◆ INPUT MATERIAL
** Begin **

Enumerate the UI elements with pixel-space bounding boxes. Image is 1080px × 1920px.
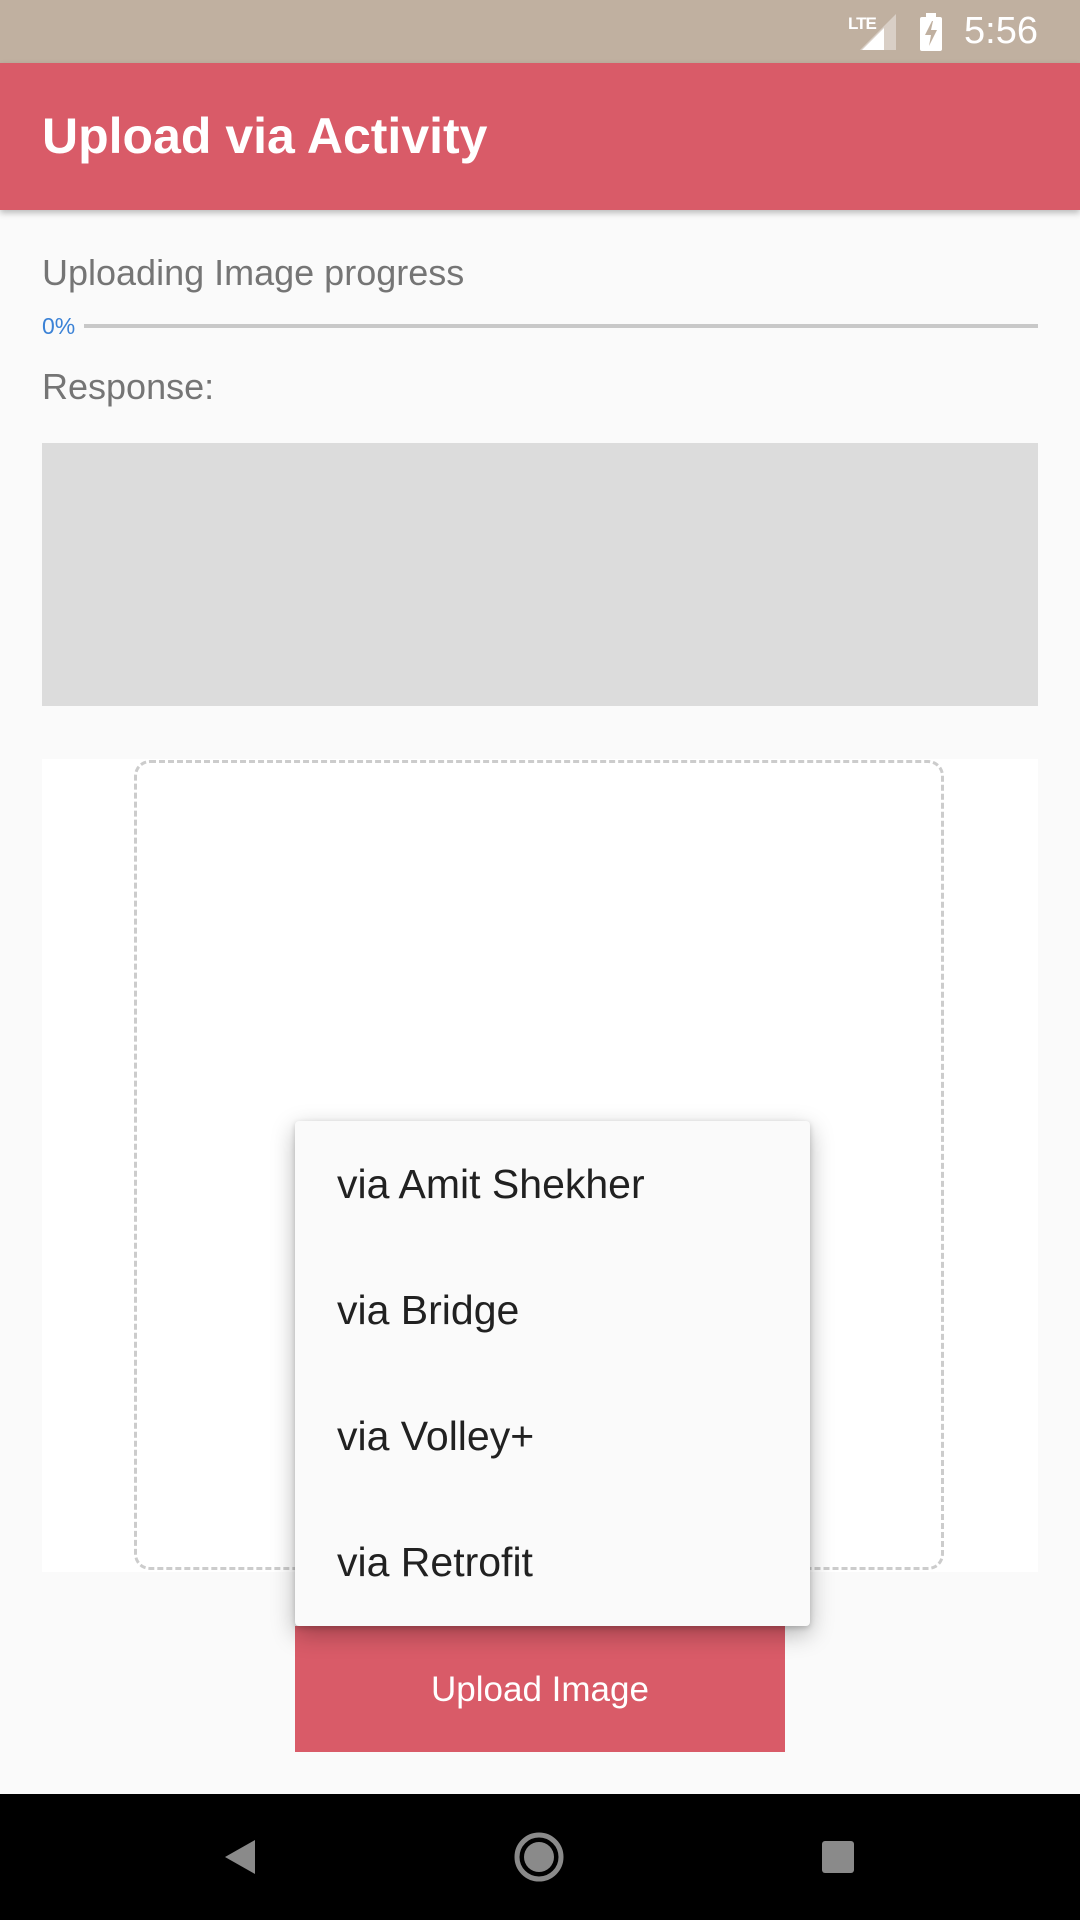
status-icons: LTE 5:56 xyxy=(848,0,1038,63)
back-icon[interactable] xyxy=(207,1824,273,1890)
upload-image-button[interactable]: Upload Image xyxy=(295,1626,785,1752)
app-bar: Upload via Activity xyxy=(0,63,1080,210)
progress-label: Uploading Image progress xyxy=(42,252,465,293)
upload-method-menu: via Amit Shekher via Bridge via Volley+ … xyxy=(295,1121,810,1626)
home-icon[interactable] xyxy=(506,1824,572,1890)
progress-bar xyxy=(84,324,1038,328)
status-time: 5:56 xyxy=(964,10,1038,52)
menu-item-amit-shekher[interactable]: via Amit Shekher xyxy=(295,1121,810,1247)
menu-item-retrofit[interactable]: via Retrofit xyxy=(295,1499,810,1625)
navigation-bar xyxy=(0,1794,1080,1920)
battery-charging-icon xyxy=(920,12,943,51)
response-text-box xyxy=(42,443,1038,706)
menu-item-volley-plus[interactable]: via Volley+ xyxy=(295,1373,810,1499)
progress-percent: 0% xyxy=(42,313,76,339)
menu-item-bridge[interactable]: via Bridge xyxy=(295,1247,810,1373)
status-bar: LTE 5:56 xyxy=(0,0,1080,63)
page-title: Upload via Activity xyxy=(42,108,488,164)
recents-icon[interactable] xyxy=(805,1824,871,1890)
lte-signal-icon: LTE xyxy=(848,12,898,52)
response-label: Response: xyxy=(42,366,215,407)
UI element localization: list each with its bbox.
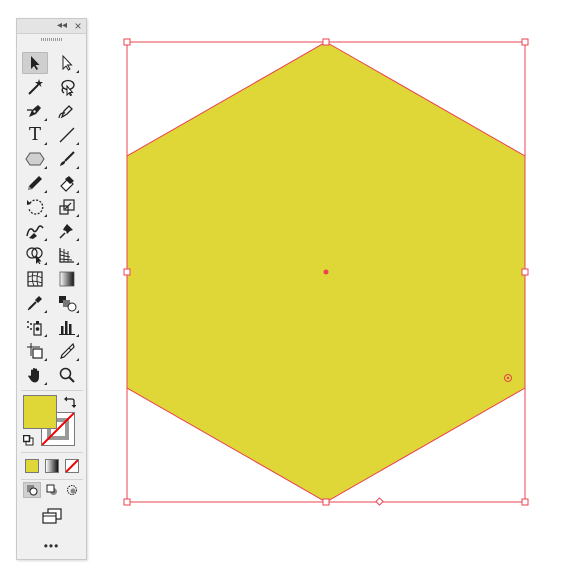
slice-tool[interactable] xyxy=(54,340,80,362)
warp-icon xyxy=(26,225,44,239)
paintbrush-tool[interactable] xyxy=(54,148,80,170)
curvature-pen-icon xyxy=(58,105,73,119)
draw-normal-icon xyxy=(27,485,38,496)
bbox-handle-bottom-right[interactable] xyxy=(521,498,529,506)
type-tool[interactable]: T xyxy=(22,124,48,146)
hand-icon xyxy=(28,368,39,383)
close-icon[interactable]: × xyxy=(71,19,85,33)
collapse-icon[interactable]: ◂◂ xyxy=(55,19,69,33)
pencil-icon xyxy=(28,176,42,190)
shape-builder-tool[interactable] xyxy=(22,244,48,266)
magic-wand-tool[interactable] xyxy=(22,76,48,98)
draw-behind-button[interactable] xyxy=(43,482,61,498)
draw-inside-button[interactable] xyxy=(63,482,81,498)
symbol-sprayer-tool[interactable] xyxy=(22,316,48,338)
blend-icon xyxy=(59,296,77,312)
paintbrush-icon xyxy=(60,151,75,166)
puppet-warp-tool[interactable] xyxy=(54,220,80,242)
perspective-grid-tool[interactable] xyxy=(54,244,80,266)
separator xyxy=(21,390,83,391)
scale-tool[interactable] xyxy=(54,196,80,218)
panel-titlebar[interactable]: ◂◂ × xyxy=(17,19,86,34)
bbox-handle-top-center[interactable] xyxy=(322,38,330,46)
line-segment-icon xyxy=(59,127,75,143)
pushpin-icon xyxy=(59,224,73,239)
polygon-icon xyxy=(25,152,45,166)
none-mode-button[interactable] xyxy=(65,459,79,473)
lasso-tool[interactable] xyxy=(54,76,80,98)
slice-knife-icon xyxy=(60,342,75,359)
more-tools-button[interactable]: ••• xyxy=(17,539,86,553)
screen-mode-icon[interactable] xyxy=(41,508,63,524)
center-point xyxy=(323,269,329,275)
artboard-tool[interactable] xyxy=(22,340,48,362)
column-graph-icon xyxy=(59,321,75,335)
lasso-icon xyxy=(61,79,75,96)
symbol-sprayer-icon xyxy=(27,321,42,336)
selection-arrow-icon xyxy=(31,56,40,70)
shape-builder-icon xyxy=(26,247,43,264)
hand-tool[interactable] xyxy=(22,364,48,386)
selection-tool[interactable] xyxy=(22,52,48,74)
separator xyxy=(21,452,83,453)
curvature-tool[interactable] xyxy=(54,100,80,122)
eraser-icon xyxy=(60,176,74,192)
line-segment-tool[interactable] xyxy=(54,124,80,146)
separator xyxy=(21,479,83,480)
pencil-tool[interactable] xyxy=(22,172,48,194)
magic-wand-icon xyxy=(28,79,43,95)
draw-normal-button[interactable] xyxy=(23,482,41,498)
gradient-mode-button[interactable] xyxy=(45,459,59,473)
scale-icon xyxy=(59,199,75,215)
default-colors-icon[interactable] xyxy=(23,435,34,446)
bbox-handle-middle-right[interactable] xyxy=(521,268,529,276)
perspective-grid-icon xyxy=(59,248,74,263)
rotate-tool[interactable] xyxy=(22,196,48,218)
eyedropper-icon xyxy=(27,296,42,311)
gradient-icon xyxy=(59,271,75,287)
mesh-icon xyxy=(27,271,43,287)
eraser-tool[interactable] xyxy=(54,172,80,194)
panel-grip[interactable] xyxy=(41,38,63,41)
swap-arrows-icon[interactable] xyxy=(64,396,76,408)
blend-tool[interactable] xyxy=(54,292,80,314)
rotate-icon xyxy=(27,199,44,215)
bbox-handle-bottom-center[interactable] xyxy=(322,498,330,506)
polygon-tool[interactable] xyxy=(22,148,48,170)
draw-behind-icon xyxy=(46,484,57,495)
zoom-tool[interactable] xyxy=(54,364,80,386)
warp-tool[interactable] xyxy=(22,220,48,242)
fill-swatch[interactable] xyxy=(23,395,57,429)
mesh-tool[interactable] xyxy=(22,268,48,290)
color-mode-button[interactable] xyxy=(25,459,39,473)
tools-panel: ◂◂ × T ••• xyxy=(16,18,87,560)
draw-inside-icon xyxy=(67,485,77,495)
pen-tool[interactable] xyxy=(22,100,48,122)
artboard-icon xyxy=(27,343,43,359)
bbox-handle-bottom-left[interactable] xyxy=(123,498,131,506)
bbox-handle-top-right[interactable] xyxy=(521,38,529,46)
gradient-tool[interactable] xyxy=(54,268,80,290)
type-t-icon: T xyxy=(28,124,41,145)
direct-selection-tool[interactable] xyxy=(54,52,80,74)
bbox-handle-middle-left[interactable] xyxy=(123,268,131,276)
pen-nib-icon xyxy=(27,105,41,117)
magnifier-icon xyxy=(59,367,75,383)
direct-selection-icon xyxy=(62,55,73,71)
bbox-handle-top-left[interactable] xyxy=(123,38,131,46)
none-icon xyxy=(66,460,78,472)
eyedropper-tool[interactable] xyxy=(22,292,48,314)
polygon-sides-diamond[interactable] xyxy=(375,497,384,506)
column-graph-tool[interactable] xyxy=(54,316,80,338)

** End **

◆ GIVEN REQUEST
Convert every line of the listing above into a Markdown table with two columns, "No." for the row number and "Entry" for the line, leaving out blank lines and the pictures.

◆ ANSWER TO THIS EXERCISE
| No. | Entry |
|---|---|
| 1 | Enumerate the UI elements with pixel-space bounding boxes. Image is 1080px × 1920px. |
| 2 | status-icons: LTE 5:56 xyxy=(848,0,1038,63) |
| 3 | back-icon[interactable] xyxy=(207,1824,273,1890) |
| 4 | upload-image-button[interactable]: Upload Image xyxy=(295,1626,785,1752) |
| 5 | app-bar: Upload via Activity xyxy=(0,63,1080,210) |
| 6 | progress-label: Uploading Image progress xyxy=(42,252,465,293) |
| 7 | upload-method-menu: via Amit Shekher via Bridge via Volley+ … xyxy=(295,1121,810,1626) |
| 8 | home-icon[interactable] xyxy=(506,1824,572,1890) |
| 9 | progress-bar xyxy=(84,324,1038,328) |
| 10 | status-time: 5:56 xyxy=(964,10,1038,52) |
| 11 | menu-item-amit-shekher[interactable]: via Amit Shekher xyxy=(295,1121,810,1247) |
| 12 | menu-item-retrofit[interactable]: via Retrofit xyxy=(295,1499,810,1625) |
| 13 | navigation-bar xyxy=(0,1794,1080,1920) |
| 14 | battery-charging-icon xyxy=(920,12,943,51) |
| 15 | response-text-box xyxy=(42,443,1038,706) |
| 16 | menu-item-volley-plus[interactable]: via Volley+ xyxy=(295,1373,810,1499) |
| 17 | progress-percent: 0% xyxy=(42,313,76,339) |
| 18 | menu-item-bridge[interactable]: via Bridge xyxy=(295,1247,810,1373) |
| 19 | status-bar: LTE 5:56 xyxy=(0,0,1080,63) |
| 20 | page-title: Upload via Activity xyxy=(42,108,488,164) |
| 21 | recents-icon[interactable] xyxy=(805,1824,871,1890) |
| 22 | lte-signal-icon: LTE xyxy=(848,12,898,52) |
| 23 | response-label: Response: xyxy=(42,366,215,407) |
| 24 | UI element localization: list each with its bbox. |
| 25 | slice-tool[interactable] xyxy=(54,340,80,362) |
| 26 | warp-icon xyxy=(26,225,44,239) |
| 27 | paintbrush-tool[interactable] xyxy=(54,148,80,170) |
| 28 | curvature-pen-icon xyxy=(58,105,73,119) |
| 29 | draw-normal-icon xyxy=(27,485,38,496) |
| 30 | bbox-handle-bottom-right[interactable] xyxy=(521,498,529,506) |
| 31 | type-tool[interactable]: T xyxy=(22,124,48,146) |
| 32 | hand-icon xyxy=(28,368,39,383) |
| 33 | close-icon[interactable]: × xyxy=(71,19,85,33) |
| 34 | collapse-icon[interactable]: ◂◂ xyxy=(55,19,69,33) |
| 35 | pencil-icon xyxy=(28,176,42,190) |
| 36 | shape-builder-tool[interactable] xyxy=(22,244,48,266) |
| 37 | magic-wand-tool[interactable] xyxy=(22,76,48,98) |
| 38 | draw-behind-button[interactable] xyxy=(43,482,61,498) |
| 39 | draw-inside-button[interactable] xyxy=(63,482,81,498) |
| 40 | symbol-sprayer-tool[interactable] xyxy=(22,316,48,338) |
| 41 | blend-icon xyxy=(59,296,77,312) |
| 42 | paintbrush-icon xyxy=(60,151,75,166) |
| 43 | puppet-warp-tool[interactable] xyxy=(54,220,80,242) |
| 44 | perspective-grid-tool[interactable] xyxy=(54,244,80,266) |
| 45 | separator xyxy=(21,390,83,391) |
| 46 | scale-tool[interactable] xyxy=(54,196,80,218) |
| 47 | panel-titlebar[interactable]: ◂◂ × xyxy=(17,19,86,34) |
| 48 | bbox-handle-top-center[interactable] xyxy=(322,38,330,46) |
| 49 | line-segment-icon xyxy=(59,127,75,143) |
| 50 | pushpin-icon xyxy=(59,224,73,239) |
| 51 | polygon-icon xyxy=(25,152,45,166) |
| 52 | none-mode-button[interactable] xyxy=(65,459,79,473) |
| 53 | lasso-tool[interactable] xyxy=(54,76,80,98) |
| 54 | slice-knife-icon xyxy=(60,342,75,359) |
| 55 | more-tools-button[interactable]: ••• xyxy=(17,539,86,553) |
| 56 | screen-mode-icon[interactable] xyxy=(41,508,63,524) |
| 57 | center-point xyxy=(323,269,329,275) |
| 58 | artboard-tool[interactable] xyxy=(22,340,48,362) |
| 59 | column-graph-icon xyxy=(59,321,75,335) |
| 60 | lasso-icon xyxy=(61,79,75,96) |
| 61 | symbol-sprayer-icon xyxy=(27,321,42,336) |
| 62 | selection-arrow-icon xyxy=(31,56,40,70) |
| 63 | shape-builder-icon xyxy=(26,247,43,264) |
| 64 | hand-tool[interactable] xyxy=(22,364,48,386) |
| 65 | selection-tool[interactable] xyxy=(22,52,48,74) |
| 66 | separator xyxy=(21,452,83,453) |
| 67 | curvature-tool[interactable] xyxy=(54,100,80,122) |
| 68 | eraser-icon xyxy=(60,176,74,192) |
| 69 | line-segment-tool[interactable] xyxy=(54,124,80,146) |
| 70 | separator xyxy=(21,479,83,480) |
| 71 | pencil-tool[interactable] xyxy=(22,172,48,194) |
| 72 | magic-wand-icon xyxy=(28,79,43,95) |
| 73 | draw-normal-button[interactable] xyxy=(23,482,41,498) |
| 74 | gradient-mode-button[interactable] xyxy=(45,459,59,473) |
| 75 | scale-icon xyxy=(59,199,75,215) |
| 76 | default-colors-icon[interactable] xyxy=(23,435,34,446) |
| 77 | bbox-handle-middle-right[interactable] xyxy=(521,268,529,276) |
| 78 | perspective-grid-icon xyxy=(59,248,74,263) |
| 79 | rotate-tool[interactable] xyxy=(22,196,48,218) |
| 80 | eyedropper-icon xyxy=(27,296,42,311) |
| 81 | gradient-icon xyxy=(59,271,75,287) |
| 82 | mesh-icon xyxy=(27,271,43,287) |
| 83 | eraser-tool[interactable] xyxy=(54,172,80,194) |
| 84 | panel-grip[interactable] xyxy=(41,38,63,41) |
| 85 | swap-arrows-icon[interactable] xyxy=(64,396,76,408) |
| 86 | blend-tool[interactable] xyxy=(54,292,80,314) |
| 87 | rotate-icon xyxy=(27,199,44,215) |
| 88 | bbox-handle-bottom-center[interactable] xyxy=(322,498,330,506) |
| 89 | polygon-tool[interactable] xyxy=(22,148,48,170) |
| 90 | draw-behind-icon xyxy=(46,484,57,495) |
| 91 | zoom-tool[interactable] xyxy=(54,364,80,386) |
| 92 | warp-tool[interactable] xyxy=(22,220,48,242) |
| 93 | fill-swatch[interactable] xyxy=(23,395,57,429) |
| 94 | mesh-tool[interactable] xyxy=(22,268,48,290) |
| 95 | color-mode-button[interactable] xyxy=(25,459,39,473) |
| 96 | tools-panel: ◂◂ × T ••• xyxy=(16,18,87,560) |
| 97 | draw-inside-icon xyxy=(67,485,77,495) |
| 98 | pen-tool[interactable] xyxy=(22,100,48,122) |
| 99 | artboard-icon xyxy=(27,343,43,359) |
| 100 | bbox-handle-bottom-left[interactable] xyxy=(123,498,131,506) |
| 101 | bbox-handle-top-right[interactable] xyxy=(521,38,529,46) |
| 102 | gradient-tool[interactable] xyxy=(54,268,80,290) |
| 103 | type-t-icon: T xyxy=(28,124,41,145) |
| 104 | direct-selection-tool[interactable] xyxy=(54,52,80,74) |
| 105 | bbox-handle-middle-left[interactable] xyxy=(123,268,131,276) |
| 106 | pen-nib-icon xyxy=(27,105,41,117) |
| 107 | magnifier-icon xyxy=(59,367,75,383) |
| 108 | direct-selection-icon xyxy=(62,55,73,71) |
| 109 | bbox-handle-top-left[interactable] xyxy=(123,38,131,46) |
| 110 | none-icon xyxy=(66,460,78,472) |
| 111 | eyedropper-tool[interactable] xyxy=(22,292,48,314) |
| 112 | polygon-sides-diamond[interactable] xyxy=(375,497,384,506) |
| 113 | column-graph-tool[interactable] xyxy=(54,316,80,338) |